** start TASK MATERIAL **
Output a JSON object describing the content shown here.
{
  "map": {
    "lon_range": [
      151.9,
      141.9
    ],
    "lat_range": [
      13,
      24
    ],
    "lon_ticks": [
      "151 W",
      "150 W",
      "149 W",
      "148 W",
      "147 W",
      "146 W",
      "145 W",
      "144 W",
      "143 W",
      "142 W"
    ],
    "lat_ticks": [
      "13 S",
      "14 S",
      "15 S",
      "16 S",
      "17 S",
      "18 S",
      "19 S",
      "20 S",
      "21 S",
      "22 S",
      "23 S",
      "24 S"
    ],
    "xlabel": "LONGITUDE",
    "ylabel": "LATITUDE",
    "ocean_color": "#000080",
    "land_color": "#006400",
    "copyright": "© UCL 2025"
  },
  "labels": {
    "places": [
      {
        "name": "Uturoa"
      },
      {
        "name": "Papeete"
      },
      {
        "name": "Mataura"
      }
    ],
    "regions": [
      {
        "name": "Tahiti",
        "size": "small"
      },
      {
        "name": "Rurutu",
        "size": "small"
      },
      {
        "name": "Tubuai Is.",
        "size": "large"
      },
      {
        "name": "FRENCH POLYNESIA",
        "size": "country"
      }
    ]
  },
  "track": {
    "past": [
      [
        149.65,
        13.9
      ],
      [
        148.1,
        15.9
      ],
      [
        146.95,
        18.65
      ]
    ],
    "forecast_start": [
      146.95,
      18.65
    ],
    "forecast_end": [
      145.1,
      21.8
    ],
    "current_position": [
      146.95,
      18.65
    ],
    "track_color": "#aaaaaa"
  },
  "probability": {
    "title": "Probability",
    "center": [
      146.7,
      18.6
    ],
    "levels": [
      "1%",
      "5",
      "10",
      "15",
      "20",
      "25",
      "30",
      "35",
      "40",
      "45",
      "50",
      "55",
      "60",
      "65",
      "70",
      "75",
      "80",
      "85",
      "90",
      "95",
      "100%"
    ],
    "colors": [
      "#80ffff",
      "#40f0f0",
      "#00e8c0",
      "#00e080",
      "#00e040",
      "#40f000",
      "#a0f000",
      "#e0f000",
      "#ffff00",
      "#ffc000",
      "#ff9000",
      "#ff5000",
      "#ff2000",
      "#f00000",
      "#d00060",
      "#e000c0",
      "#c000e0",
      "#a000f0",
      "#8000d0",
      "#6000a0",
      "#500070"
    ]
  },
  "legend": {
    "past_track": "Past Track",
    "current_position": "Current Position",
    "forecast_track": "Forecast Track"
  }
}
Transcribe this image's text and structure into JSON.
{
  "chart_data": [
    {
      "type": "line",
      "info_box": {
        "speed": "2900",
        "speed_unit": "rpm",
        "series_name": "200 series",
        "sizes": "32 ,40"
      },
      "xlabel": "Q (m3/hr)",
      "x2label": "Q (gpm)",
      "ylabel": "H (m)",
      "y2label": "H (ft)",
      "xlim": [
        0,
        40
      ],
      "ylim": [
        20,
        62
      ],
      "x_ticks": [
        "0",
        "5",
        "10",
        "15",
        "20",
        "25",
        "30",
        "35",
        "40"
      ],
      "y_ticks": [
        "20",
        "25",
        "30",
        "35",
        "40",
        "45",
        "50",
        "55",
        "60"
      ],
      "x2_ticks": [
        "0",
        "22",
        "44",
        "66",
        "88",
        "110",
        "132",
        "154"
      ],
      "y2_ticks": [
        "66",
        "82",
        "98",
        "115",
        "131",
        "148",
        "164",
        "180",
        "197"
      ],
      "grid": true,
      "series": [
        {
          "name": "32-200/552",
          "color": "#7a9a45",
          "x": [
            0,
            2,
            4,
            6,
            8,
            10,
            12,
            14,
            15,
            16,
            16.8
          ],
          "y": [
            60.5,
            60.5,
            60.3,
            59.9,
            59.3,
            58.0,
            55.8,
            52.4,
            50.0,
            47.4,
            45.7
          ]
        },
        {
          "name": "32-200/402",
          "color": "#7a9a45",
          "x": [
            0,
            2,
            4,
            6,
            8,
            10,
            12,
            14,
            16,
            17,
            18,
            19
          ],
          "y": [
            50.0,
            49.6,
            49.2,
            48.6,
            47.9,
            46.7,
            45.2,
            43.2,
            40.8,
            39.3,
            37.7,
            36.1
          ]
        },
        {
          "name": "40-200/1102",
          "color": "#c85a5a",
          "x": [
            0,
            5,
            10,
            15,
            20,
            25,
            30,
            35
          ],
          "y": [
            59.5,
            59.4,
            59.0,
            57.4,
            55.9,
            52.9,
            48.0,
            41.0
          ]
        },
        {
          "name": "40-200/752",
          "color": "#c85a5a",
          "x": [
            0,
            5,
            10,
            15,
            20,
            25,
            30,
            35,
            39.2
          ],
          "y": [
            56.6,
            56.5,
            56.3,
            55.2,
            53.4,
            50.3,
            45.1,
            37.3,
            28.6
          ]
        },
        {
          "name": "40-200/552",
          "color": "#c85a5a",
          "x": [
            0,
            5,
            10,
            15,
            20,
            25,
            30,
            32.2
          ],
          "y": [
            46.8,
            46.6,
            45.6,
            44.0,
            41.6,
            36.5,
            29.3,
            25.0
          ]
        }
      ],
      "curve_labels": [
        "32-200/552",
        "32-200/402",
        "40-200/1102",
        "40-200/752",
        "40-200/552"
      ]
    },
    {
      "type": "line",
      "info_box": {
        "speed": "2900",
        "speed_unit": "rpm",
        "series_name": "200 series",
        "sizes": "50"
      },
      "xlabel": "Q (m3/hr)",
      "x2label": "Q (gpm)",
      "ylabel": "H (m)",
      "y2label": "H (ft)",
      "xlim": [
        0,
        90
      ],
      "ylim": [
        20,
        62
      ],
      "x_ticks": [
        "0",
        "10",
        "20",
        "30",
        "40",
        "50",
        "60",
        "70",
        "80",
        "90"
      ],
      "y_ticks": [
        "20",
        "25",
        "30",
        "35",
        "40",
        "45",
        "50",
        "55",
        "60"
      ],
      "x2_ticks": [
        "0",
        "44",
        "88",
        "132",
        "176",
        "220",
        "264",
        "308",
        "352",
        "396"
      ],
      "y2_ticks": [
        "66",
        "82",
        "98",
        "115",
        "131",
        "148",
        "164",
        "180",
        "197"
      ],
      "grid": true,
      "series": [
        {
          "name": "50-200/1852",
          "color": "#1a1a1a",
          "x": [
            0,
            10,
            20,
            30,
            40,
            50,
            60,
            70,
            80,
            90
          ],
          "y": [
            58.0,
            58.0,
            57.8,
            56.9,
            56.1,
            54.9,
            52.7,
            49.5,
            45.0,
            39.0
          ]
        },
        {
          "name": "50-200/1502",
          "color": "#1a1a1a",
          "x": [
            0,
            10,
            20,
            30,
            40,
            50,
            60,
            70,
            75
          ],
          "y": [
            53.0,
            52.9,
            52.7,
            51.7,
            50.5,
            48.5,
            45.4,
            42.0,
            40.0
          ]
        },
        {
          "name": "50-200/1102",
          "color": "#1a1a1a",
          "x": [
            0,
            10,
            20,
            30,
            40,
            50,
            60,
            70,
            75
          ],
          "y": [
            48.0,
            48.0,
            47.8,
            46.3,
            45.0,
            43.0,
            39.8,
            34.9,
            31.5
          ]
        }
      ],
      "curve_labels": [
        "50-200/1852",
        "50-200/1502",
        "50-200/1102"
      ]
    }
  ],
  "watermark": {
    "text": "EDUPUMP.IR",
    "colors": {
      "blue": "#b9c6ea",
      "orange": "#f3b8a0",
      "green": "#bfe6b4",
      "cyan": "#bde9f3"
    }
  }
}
** end TASK MATERIAL **
** start TASK MATERIAL **
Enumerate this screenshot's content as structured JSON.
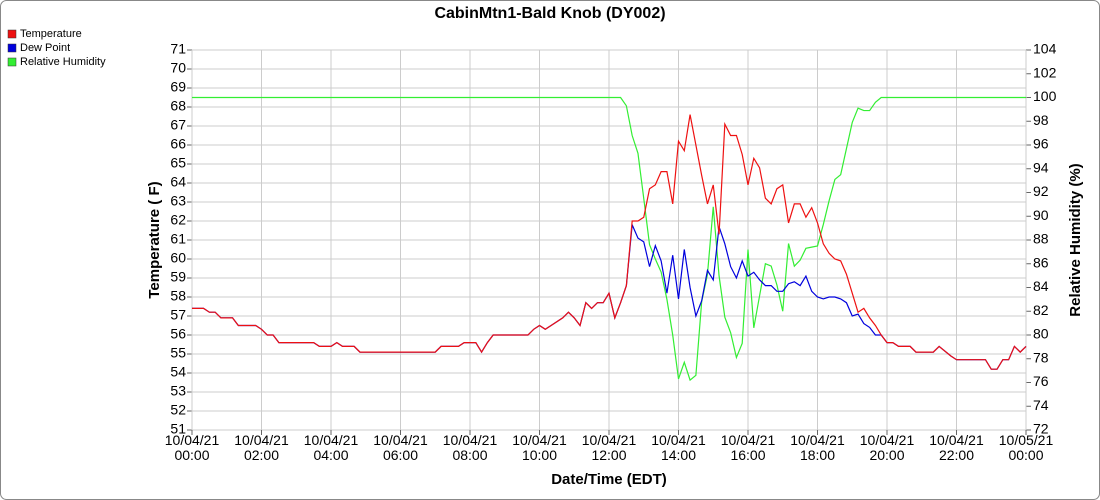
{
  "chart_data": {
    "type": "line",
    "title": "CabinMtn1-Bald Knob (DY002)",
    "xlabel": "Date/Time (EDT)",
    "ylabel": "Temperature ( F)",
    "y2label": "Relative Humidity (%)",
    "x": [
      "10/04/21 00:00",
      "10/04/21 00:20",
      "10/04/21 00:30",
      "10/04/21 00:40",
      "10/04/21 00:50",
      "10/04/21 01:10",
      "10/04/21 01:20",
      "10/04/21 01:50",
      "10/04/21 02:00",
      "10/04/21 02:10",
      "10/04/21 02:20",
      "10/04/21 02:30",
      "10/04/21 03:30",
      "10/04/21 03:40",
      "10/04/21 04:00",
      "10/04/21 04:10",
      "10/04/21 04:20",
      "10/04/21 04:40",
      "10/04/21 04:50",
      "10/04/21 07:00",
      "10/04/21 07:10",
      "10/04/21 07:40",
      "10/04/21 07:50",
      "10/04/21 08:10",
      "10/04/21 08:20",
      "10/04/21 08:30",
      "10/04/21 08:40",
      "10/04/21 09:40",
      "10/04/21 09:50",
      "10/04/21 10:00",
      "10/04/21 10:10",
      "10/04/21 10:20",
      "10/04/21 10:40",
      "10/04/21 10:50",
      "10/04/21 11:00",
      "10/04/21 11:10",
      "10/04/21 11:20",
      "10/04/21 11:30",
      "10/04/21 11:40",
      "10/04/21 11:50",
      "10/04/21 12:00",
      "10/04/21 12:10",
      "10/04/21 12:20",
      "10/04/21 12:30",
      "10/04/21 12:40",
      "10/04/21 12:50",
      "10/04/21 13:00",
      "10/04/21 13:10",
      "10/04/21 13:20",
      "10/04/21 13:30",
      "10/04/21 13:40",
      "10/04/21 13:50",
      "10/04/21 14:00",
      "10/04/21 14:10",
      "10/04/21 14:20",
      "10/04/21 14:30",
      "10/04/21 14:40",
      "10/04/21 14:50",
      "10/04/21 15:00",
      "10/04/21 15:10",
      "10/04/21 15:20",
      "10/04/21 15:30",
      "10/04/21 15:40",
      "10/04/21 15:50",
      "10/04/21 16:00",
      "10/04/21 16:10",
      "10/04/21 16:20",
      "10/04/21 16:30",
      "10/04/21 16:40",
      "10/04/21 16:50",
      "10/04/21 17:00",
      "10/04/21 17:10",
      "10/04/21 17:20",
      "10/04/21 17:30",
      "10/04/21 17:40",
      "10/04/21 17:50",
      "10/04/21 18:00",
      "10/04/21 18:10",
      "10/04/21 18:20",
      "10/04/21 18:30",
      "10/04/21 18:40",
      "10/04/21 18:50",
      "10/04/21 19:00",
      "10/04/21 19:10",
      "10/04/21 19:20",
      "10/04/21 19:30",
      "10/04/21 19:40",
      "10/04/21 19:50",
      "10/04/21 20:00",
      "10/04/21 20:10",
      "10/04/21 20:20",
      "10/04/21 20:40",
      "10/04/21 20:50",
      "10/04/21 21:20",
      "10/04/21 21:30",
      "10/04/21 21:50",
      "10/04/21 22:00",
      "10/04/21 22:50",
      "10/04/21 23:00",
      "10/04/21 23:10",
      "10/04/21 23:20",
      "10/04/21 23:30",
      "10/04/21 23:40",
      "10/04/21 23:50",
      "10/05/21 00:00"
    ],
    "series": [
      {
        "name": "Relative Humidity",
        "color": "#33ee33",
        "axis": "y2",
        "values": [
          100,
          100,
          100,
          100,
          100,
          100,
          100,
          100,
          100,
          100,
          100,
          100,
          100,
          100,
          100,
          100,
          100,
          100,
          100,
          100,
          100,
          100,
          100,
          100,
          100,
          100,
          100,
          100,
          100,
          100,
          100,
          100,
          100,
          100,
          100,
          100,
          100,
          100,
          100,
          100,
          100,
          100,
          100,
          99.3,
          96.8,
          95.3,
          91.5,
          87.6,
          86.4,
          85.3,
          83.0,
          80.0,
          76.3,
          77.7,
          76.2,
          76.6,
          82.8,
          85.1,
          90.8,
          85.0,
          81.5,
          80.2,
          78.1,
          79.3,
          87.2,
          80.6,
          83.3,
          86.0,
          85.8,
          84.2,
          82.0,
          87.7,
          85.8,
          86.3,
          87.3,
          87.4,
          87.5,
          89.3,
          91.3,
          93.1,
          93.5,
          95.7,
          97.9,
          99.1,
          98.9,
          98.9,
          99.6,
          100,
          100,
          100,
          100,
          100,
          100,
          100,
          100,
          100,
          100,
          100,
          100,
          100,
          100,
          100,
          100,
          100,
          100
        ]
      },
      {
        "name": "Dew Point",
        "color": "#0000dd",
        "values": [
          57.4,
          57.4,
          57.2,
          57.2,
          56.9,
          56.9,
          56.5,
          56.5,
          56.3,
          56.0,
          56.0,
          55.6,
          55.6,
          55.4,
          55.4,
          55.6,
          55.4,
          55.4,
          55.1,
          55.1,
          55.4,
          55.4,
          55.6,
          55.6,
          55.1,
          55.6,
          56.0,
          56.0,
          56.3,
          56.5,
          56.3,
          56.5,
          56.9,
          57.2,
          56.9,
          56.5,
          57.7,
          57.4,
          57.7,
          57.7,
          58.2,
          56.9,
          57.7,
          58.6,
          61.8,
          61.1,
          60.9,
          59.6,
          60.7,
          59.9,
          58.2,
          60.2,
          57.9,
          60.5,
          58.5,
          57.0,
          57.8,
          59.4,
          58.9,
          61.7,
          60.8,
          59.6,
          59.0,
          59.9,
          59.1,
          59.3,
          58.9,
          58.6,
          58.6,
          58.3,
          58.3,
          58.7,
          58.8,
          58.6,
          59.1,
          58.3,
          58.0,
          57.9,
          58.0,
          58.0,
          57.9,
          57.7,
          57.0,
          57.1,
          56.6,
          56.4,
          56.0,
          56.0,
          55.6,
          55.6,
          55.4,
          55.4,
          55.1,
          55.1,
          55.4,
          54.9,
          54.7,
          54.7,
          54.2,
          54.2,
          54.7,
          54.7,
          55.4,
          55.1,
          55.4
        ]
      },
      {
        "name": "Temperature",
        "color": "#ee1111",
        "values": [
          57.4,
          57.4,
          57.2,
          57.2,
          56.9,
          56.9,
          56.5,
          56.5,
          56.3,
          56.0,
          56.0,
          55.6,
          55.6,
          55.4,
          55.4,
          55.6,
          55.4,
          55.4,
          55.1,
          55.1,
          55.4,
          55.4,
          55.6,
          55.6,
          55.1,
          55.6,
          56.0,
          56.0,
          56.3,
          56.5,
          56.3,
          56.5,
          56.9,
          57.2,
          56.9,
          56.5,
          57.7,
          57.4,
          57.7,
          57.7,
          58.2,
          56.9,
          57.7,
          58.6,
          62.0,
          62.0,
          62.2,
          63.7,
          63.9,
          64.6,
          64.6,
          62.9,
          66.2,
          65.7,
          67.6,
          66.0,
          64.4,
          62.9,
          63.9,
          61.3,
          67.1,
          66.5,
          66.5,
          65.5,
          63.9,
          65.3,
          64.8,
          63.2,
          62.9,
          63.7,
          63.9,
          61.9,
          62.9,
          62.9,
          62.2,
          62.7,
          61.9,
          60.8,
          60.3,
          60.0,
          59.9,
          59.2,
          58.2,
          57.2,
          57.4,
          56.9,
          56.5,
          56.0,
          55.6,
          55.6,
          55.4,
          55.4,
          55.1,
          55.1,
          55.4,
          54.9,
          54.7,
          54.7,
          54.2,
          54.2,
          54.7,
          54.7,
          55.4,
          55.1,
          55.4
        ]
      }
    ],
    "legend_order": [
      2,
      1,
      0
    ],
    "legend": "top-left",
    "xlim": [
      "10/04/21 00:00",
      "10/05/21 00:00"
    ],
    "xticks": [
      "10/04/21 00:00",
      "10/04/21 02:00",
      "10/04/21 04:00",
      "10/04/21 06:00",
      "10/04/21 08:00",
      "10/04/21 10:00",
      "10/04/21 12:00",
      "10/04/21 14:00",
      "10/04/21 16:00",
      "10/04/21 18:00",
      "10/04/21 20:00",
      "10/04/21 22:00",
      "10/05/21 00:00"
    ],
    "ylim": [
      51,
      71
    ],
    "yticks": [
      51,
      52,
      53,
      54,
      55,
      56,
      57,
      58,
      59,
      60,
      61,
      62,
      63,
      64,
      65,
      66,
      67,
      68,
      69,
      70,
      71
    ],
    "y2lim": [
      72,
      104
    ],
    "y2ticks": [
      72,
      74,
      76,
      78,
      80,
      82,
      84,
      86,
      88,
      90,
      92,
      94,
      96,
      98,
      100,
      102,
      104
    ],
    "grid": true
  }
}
** end TASK MATERIAL **
- _THE TASK_: Copy each line holding the word "this" from the listing above.

- _FINISHED TASK_:
Transcribe this image's text and structure into JSON.
Enumerate this screenshot's content as structured JSON.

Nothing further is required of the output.